> What this task involves
Write out the material exactly, without any of its pictures.

> Items from a figure collection
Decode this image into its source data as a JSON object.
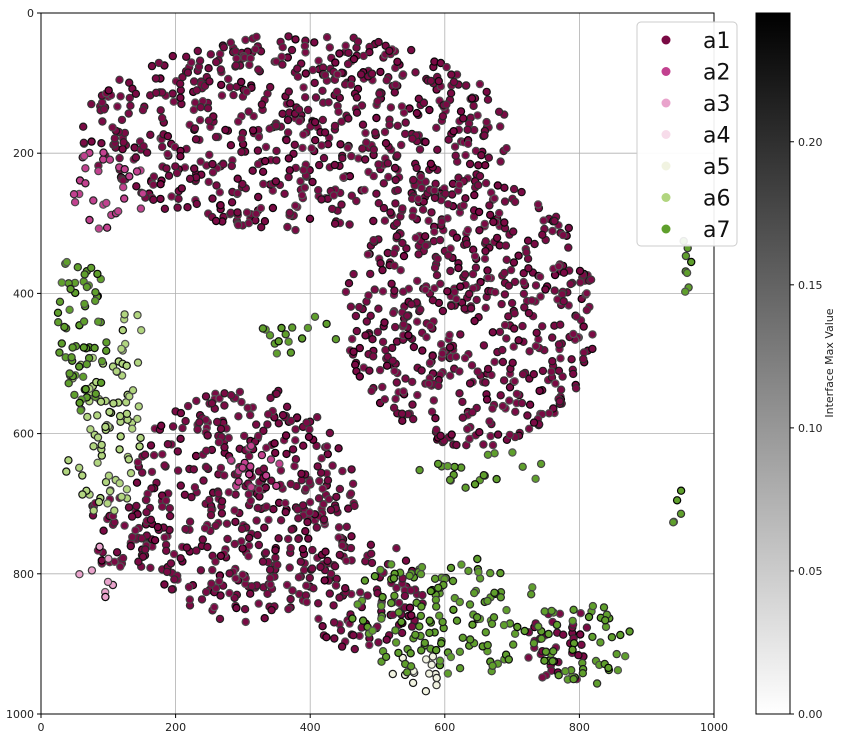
{
  "chart_data": {
    "type": "scatter",
    "title": "",
    "xlabel": "",
    "ylabel": "",
    "xlim": [
      0,
      1000
    ],
    "ylim": [
      1000,
      0
    ],
    "y_inverted": true,
    "x_ticks": [
      0,
      200,
      400,
      600,
      800,
      1000
    ],
    "y_ticks": [
      0,
      200,
      400,
      600,
      800,
      1000
    ],
    "grid": true,
    "legend_position": "top-right",
    "series": [
      {
        "name": "a1",
        "color": "#7a0a44"
      },
      {
        "name": "a2",
        "color": "#c2418f"
      },
      {
        "name": "a3",
        "color": "#e9a3cc"
      },
      {
        "name": "a4",
        "color": "#f7dcea"
      },
      {
        "name": "a5",
        "color": "#f1f3e1"
      },
      {
        "name": "a6",
        "color": "#b1d57f"
      },
      {
        "name": "a7",
        "color": "#5f9f2c"
      }
    ],
    "colorbar": {
      "label": "Interface Max Value",
      "min": 0.0,
      "max": 0.245,
      "ticks": [
        "0.00",
        "0.05",
        "0.10",
        "0.15",
        "0.20"
      ],
      "tick_values": [
        0.0,
        0.05,
        0.1,
        0.15,
        0.2
      ],
      "colormap": "Greys"
    },
    "regions": [
      {
        "series": "a1",
        "cx": 380,
        "cy": 170,
        "rx": 320,
        "ry": 140,
        "density": 0.9
      },
      {
        "series": "a1",
        "cx": 640,
        "cy": 430,
        "rx": 190,
        "ry": 190,
        "density": 0.9
      },
      {
        "series": "a1",
        "cx": 300,
        "cy": 700,
        "rx": 170,
        "ry": 170,
        "density": 0.9
      },
      {
        "series": "a1",
        "cx": 120,
        "cy": 740,
        "rx": 60,
        "ry": 60,
        "density": 0.8
      },
      {
        "series": "a1",
        "cx": 480,
        "cy": 830,
        "rx": 90,
        "ry": 80,
        "density": 0.8
      },
      {
        "series": "a1",
        "cx": 770,
        "cy": 900,
        "rx": 50,
        "ry": 60,
        "density": 0.7
      },
      {
        "series": "a2",
        "cx": 320,
        "cy": 650,
        "rx": 40,
        "ry": 40,
        "density": 0.6
      },
      {
        "series": "a2",
        "cx": 100,
        "cy": 250,
        "rx": 60,
        "ry": 60,
        "density": 0.5
      },
      {
        "series": "a3",
        "cx": 80,
        "cy": 800,
        "rx": 30,
        "ry": 40,
        "density": 0.4
      },
      {
        "series": "a5",
        "cx": 560,
        "cy": 940,
        "rx": 40,
        "ry": 30,
        "density": 0.7
      },
      {
        "series": "a6",
        "cx": 90,
        "cy": 600,
        "rx": 60,
        "ry": 120,
        "density": 0.6
      },
      {
        "series": "a6",
        "cx": 130,
        "cy": 470,
        "rx": 30,
        "ry": 60,
        "density": 0.4
      },
      {
        "series": "a7",
        "cx": 60,
        "cy": 450,
        "rx": 40,
        "ry": 120,
        "density": 0.8
      },
      {
        "series": "a7",
        "cx": 600,
        "cy": 860,
        "rx": 150,
        "ry": 90,
        "density": 0.6
      },
      {
        "series": "a7",
        "cx": 800,
        "cy": 900,
        "rx": 80,
        "ry": 60,
        "density": 0.6
      },
      {
        "series": "a7",
        "cx": 960,
        "cy": 360,
        "rx": 10,
        "ry": 80,
        "density": 0.6
      },
      {
        "series": "a7",
        "cx": 950,
        "cy": 720,
        "rx": 15,
        "ry": 40,
        "density": 0.5
      },
      {
        "series": "a7",
        "cx": 380,
        "cy": 460,
        "rx": 60,
        "ry": 30,
        "density": 0.5
      },
      {
        "series": "a7",
        "cx": 650,
        "cy": 650,
        "rx": 100,
        "ry": 30,
        "density": 0.4
      }
    ]
  }
}
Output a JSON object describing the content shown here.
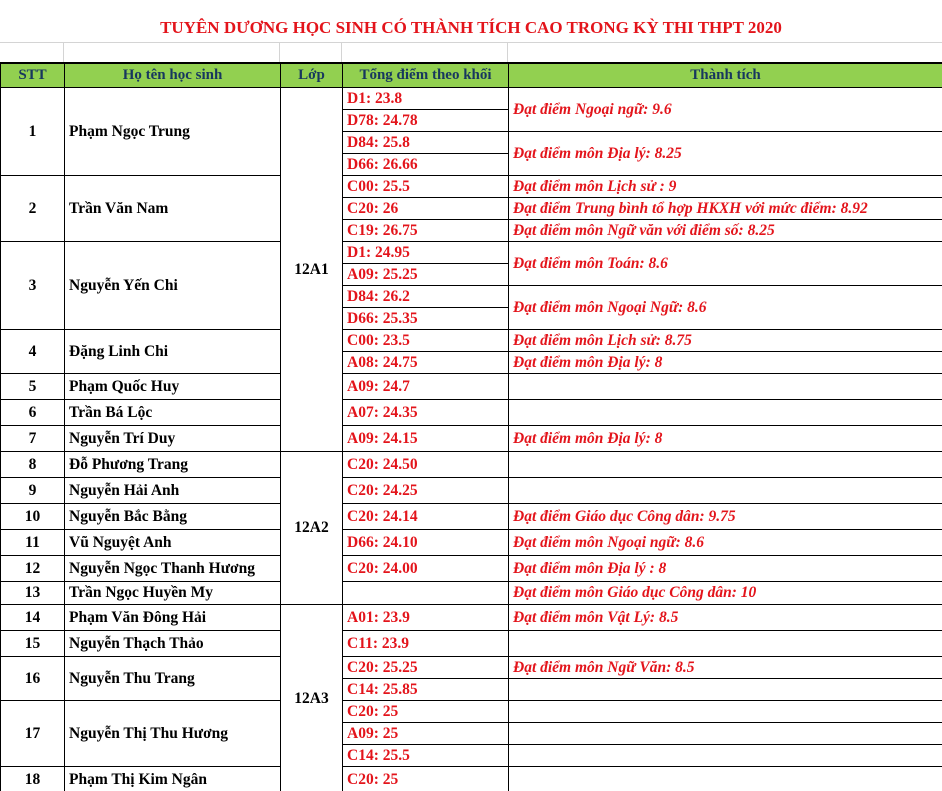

> Written answer
Decode this image into its source data as a JSON object.
{
  "chart_data": {
    "type": "scatter",
    "title": "",
    "xlabel": "",
    "ylabel": "",
    "xlim": [
      0,
      1000
    ],
    "ylim": [
      1000,
      0
    ],
    "y_inverted": true,
    "x_ticks": [
      0,
      200,
      400,
      600,
      800,
      1000
    ],
    "y_ticks": [
      0,
      200,
      400,
      600,
      800,
      1000
    ],
    "grid": true,
    "legend_position": "top-right",
    "series": [
      {
        "name": "a1",
        "color": "#7a0a44"
      },
      {
        "name": "a2",
        "color": "#c2418f"
      },
      {
        "name": "a3",
        "color": "#e9a3cc"
      },
      {
        "name": "a4",
        "color": "#f7dcea"
      },
      {
        "name": "a5",
        "color": "#f1f3e1"
      },
      {
        "name": "a6",
        "color": "#b1d57f"
      },
      {
        "name": "a7",
        "color": "#5f9f2c"
      }
    ],
    "colorbar": {
      "label": "Interface Max Value",
      "min": 0.0,
      "max": 0.245,
      "ticks": [
        "0.00",
        "0.05",
        "0.10",
        "0.15",
        "0.20"
      ],
      "tick_values": [
        0.0,
        0.05,
        0.1,
        0.15,
        0.2
      ],
      "colormap": "Greys"
    },
    "regions": [
      {
        "series": "a1",
        "cx": 380,
        "cy": 170,
        "rx": 320,
        "ry": 140,
        "density": 0.9
      },
      {
        "series": "a1",
        "cx": 640,
        "cy": 430,
        "rx": 190,
        "ry": 190,
        "density": 0.9
      },
      {
        "series": "a1",
        "cx": 300,
        "cy": 700,
        "rx": 170,
        "ry": 170,
        "density": 0.9
      },
      {
        "series": "a1",
        "cx": 120,
        "cy": 740,
        "rx": 60,
        "ry": 60,
        "density": 0.8
      },
      {
        "series": "a1",
        "cx": 480,
        "cy": 830,
        "rx": 90,
        "ry": 80,
        "density": 0.8
      },
      {
        "series": "a1",
        "cx": 770,
        "cy": 900,
        "rx": 50,
        "ry": 60,
        "density": 0.7
      },
      {
        "series": "a2",
        "cx": 320,
        "cy": 650,
        "rx": 40,
        "ry": 40,
        "density": 0.6
      },
      {
        "series": "a2",
        "cx": 100,
        "cy": 250,
        "rx": 60,
        "ry": 60,
        "density": 0.5
      },
      {
        "series": "a3",
        "cx": 80,
        "cy": 800,
        "rx": 30,
        "ry": 40,
        "density": 0.4
      },
      {
        "series": "a5",
        "cx": 560,
        "cy": 940,
        "rx": 40,
        "ry": 30,
        "density": 0.7
      },
      {
        "series": "a6",
        "cx": 90,
        "cy": 600,
        "rx": 60,
        "ry": 120,
        "density": 0.6
      },
      {
        "series": "a6",
        "cx": 130,
        "cy": 470,
        "rx": 30,
        "ry": 60,
        "density": 0.4
      },
      {
        "series": "a7",
        "cx": 60,
        "cy": 450,
        "rx": 40,
        "ry": 120,
        "density": 0.8
      },
      {
        "series": "a7",
        "cx": 600,
        "cy": 860,
        "rx": 150,
        "ry": 90,
        "density": 0.6
      },
      {
        "series": "a7",
        "cx": 800,
        "cy": 900,
        "rx": 80,
        "ry": 60,
        "density": 0.6
      },
      {
        "series": "a7",
        "cx": 960,
        "cy": 360,
        "rx": 10,
        "ry": 80,
        "density": 0.6
      },
      {
        "series": "a7",
        "cx": 950,
        "cy": 720,
        "rx": 15,
        "ry": 40,
        "density": 0.5
      },
      {
        "series": "a7",
        "cx": 380,
        "cy": 460,
        "rx": 60,
        "ry": 30,
        "density": 0.5
      },
      {
        "series": "a7",
        "cx": 650,
        "cy": 650,
        "rx": 100,
        "ry": 30,
        "density": 0.4
      }
    ]
  }
}
Output a JSON object describing the content shown here.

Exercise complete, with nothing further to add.